Extracted data entries

##########

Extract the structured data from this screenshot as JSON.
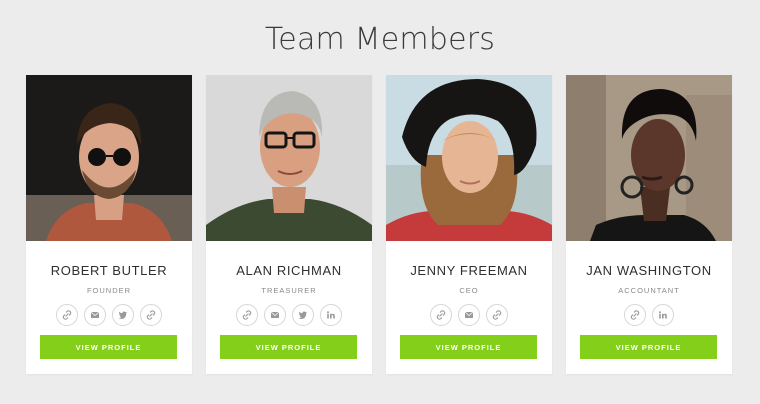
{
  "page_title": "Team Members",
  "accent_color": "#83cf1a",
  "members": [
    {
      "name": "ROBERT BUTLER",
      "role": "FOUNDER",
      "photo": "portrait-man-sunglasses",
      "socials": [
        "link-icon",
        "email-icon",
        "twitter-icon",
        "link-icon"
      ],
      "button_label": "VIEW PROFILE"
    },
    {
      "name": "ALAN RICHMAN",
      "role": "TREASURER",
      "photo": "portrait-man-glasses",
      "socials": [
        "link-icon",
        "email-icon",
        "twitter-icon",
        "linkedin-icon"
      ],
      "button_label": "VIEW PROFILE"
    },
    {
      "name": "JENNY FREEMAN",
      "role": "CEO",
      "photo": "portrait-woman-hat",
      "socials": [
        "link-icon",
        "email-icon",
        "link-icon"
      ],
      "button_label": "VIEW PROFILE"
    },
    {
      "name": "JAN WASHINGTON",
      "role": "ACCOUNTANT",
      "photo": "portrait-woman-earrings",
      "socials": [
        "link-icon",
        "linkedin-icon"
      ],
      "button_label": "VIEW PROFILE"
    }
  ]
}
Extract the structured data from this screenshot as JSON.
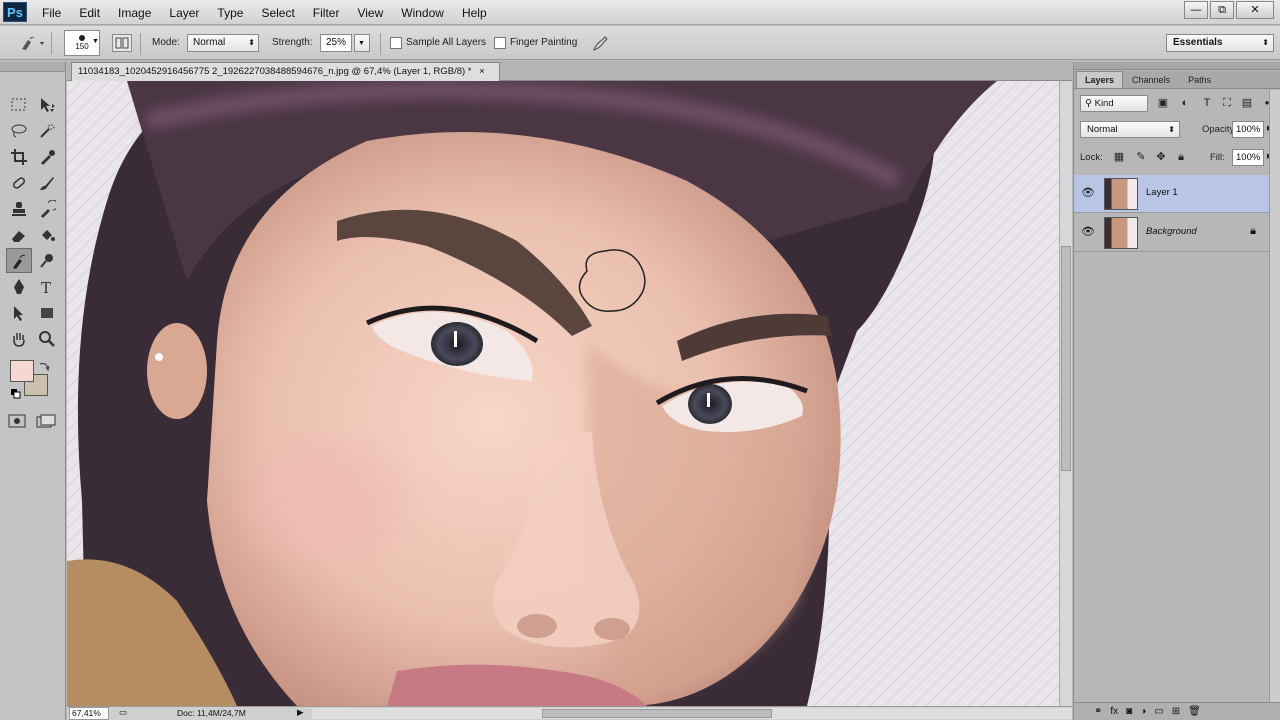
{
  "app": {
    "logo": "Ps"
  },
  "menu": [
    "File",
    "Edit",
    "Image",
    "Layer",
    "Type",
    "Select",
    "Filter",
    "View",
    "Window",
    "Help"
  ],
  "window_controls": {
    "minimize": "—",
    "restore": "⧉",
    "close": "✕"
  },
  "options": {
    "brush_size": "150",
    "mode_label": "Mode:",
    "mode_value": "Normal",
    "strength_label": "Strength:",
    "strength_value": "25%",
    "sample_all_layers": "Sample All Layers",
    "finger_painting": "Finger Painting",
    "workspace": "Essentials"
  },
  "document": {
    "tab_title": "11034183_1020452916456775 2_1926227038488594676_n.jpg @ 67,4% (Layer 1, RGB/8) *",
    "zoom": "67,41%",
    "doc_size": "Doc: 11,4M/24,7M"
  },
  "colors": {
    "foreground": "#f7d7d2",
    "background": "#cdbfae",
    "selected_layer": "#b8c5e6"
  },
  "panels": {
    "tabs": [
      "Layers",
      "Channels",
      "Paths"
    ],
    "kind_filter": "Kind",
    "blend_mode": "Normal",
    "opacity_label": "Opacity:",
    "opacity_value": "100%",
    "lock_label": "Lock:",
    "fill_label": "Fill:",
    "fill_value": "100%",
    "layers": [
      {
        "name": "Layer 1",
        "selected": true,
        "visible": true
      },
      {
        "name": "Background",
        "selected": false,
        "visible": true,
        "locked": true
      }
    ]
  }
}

##########

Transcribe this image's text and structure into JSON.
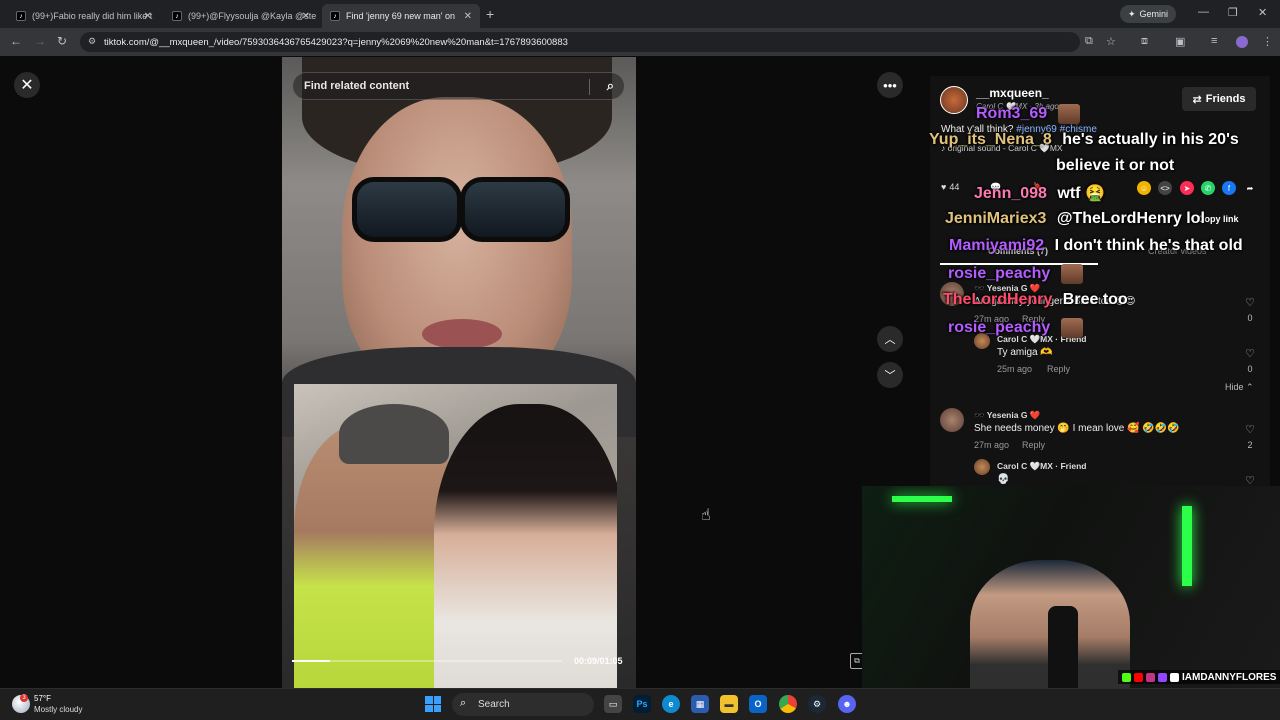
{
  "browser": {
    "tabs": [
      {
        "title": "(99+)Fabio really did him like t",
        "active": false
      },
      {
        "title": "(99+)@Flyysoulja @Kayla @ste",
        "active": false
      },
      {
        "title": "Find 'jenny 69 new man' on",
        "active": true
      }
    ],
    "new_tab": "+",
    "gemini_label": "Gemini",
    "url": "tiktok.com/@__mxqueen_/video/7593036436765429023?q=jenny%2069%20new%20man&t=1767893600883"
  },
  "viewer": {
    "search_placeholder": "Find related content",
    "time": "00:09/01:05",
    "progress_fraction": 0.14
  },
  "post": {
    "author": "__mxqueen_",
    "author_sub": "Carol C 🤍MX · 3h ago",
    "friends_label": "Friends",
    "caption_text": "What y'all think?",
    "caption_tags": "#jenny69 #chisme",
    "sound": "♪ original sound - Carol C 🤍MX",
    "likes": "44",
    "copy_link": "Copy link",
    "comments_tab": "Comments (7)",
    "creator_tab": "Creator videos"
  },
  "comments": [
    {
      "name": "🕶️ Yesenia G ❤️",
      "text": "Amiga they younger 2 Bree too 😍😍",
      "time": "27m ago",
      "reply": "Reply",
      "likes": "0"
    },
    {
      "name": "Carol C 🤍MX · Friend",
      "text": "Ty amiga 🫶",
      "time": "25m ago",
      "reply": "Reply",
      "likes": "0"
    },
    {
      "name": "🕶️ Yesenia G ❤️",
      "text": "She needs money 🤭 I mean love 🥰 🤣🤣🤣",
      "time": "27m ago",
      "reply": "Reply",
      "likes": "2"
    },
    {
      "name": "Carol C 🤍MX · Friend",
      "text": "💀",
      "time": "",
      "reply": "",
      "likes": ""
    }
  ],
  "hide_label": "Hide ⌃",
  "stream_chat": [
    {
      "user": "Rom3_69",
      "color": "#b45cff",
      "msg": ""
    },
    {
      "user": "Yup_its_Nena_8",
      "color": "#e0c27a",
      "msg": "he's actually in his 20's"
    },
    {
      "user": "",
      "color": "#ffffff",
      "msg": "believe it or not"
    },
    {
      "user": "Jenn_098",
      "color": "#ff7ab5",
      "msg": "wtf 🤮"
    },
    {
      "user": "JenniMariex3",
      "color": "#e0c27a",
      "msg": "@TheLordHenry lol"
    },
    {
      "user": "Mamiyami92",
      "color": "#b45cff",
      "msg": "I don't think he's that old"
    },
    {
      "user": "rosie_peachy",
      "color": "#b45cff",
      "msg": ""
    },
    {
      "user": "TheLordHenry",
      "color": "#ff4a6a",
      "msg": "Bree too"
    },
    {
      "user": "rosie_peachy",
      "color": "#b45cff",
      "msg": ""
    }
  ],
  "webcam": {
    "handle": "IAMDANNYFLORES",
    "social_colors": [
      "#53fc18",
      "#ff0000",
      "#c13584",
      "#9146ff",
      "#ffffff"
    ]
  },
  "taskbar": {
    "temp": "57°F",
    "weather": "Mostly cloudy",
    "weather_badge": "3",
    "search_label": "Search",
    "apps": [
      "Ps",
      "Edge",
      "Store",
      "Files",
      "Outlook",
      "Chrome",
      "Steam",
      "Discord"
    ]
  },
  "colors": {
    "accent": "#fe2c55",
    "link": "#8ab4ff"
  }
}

##########

- _TO BE DONE_
Gather every line from the listing above in which "Bree" appears, and copy those lines.

- _EXERCISE ANSWER_
      "text": "Amiga they younger 2 Bree too 😍😍",
      "msg": "Bree too"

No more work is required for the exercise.